===== DATA LINES
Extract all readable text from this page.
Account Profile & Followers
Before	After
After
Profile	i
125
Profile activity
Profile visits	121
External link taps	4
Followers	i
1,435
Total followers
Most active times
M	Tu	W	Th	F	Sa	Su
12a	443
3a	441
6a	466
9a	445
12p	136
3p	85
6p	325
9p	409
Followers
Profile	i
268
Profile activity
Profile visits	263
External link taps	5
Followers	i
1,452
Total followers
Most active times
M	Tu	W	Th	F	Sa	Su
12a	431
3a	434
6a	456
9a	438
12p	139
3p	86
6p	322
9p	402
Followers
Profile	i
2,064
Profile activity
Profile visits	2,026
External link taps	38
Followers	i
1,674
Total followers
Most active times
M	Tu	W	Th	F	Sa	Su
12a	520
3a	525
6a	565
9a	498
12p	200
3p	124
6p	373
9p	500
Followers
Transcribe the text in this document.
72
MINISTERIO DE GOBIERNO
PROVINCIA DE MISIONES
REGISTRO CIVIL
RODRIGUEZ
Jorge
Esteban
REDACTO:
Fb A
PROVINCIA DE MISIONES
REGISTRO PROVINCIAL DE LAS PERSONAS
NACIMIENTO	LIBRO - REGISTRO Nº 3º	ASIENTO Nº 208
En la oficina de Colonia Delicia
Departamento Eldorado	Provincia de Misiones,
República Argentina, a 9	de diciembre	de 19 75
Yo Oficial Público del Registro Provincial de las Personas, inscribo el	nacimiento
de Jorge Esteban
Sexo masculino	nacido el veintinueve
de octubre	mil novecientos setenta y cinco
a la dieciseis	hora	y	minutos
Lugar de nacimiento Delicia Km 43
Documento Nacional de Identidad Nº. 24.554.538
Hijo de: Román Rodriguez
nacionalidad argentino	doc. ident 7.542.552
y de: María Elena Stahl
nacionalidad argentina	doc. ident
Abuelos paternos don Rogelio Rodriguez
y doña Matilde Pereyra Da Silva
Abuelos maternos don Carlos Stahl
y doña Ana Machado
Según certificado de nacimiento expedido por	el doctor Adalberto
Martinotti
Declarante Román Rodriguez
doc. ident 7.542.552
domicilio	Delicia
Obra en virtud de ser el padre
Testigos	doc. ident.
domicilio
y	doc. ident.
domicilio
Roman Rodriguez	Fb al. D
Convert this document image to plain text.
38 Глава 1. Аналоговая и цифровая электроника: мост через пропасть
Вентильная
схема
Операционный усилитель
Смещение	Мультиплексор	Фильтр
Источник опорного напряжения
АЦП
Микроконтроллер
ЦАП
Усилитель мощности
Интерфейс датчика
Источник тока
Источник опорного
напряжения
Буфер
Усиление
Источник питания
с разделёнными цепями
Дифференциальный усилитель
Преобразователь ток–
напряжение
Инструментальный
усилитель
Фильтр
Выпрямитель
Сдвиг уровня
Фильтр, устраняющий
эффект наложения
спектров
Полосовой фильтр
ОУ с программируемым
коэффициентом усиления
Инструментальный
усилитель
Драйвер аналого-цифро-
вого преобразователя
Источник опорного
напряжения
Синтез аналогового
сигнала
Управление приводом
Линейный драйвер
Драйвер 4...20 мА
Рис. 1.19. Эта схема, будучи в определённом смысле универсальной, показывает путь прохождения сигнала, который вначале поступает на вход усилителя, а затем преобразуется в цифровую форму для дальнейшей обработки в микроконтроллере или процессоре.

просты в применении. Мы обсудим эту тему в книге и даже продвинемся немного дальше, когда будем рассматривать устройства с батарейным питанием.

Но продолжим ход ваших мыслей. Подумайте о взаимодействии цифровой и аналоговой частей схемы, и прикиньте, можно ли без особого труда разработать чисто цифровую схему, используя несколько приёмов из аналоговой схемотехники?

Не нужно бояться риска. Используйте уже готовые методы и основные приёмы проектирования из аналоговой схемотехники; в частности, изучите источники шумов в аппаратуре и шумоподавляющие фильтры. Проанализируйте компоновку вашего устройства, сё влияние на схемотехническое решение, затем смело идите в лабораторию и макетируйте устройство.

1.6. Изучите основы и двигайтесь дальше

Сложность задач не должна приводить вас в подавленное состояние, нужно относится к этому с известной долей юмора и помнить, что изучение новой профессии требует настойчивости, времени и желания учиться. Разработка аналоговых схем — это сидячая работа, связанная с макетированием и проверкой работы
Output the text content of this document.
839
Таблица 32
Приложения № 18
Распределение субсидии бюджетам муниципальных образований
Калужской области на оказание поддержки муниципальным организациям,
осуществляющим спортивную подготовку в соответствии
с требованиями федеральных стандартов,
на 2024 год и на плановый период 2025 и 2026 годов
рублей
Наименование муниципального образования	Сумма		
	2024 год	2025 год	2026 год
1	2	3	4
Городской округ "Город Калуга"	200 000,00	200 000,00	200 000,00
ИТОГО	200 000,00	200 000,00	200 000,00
==========
• [PROBLEM TO WORK ON] Check each line above for "link" and return the ones that have it.

• [RESPONSE]
External link taps	4
External link taps	5
External link taps	38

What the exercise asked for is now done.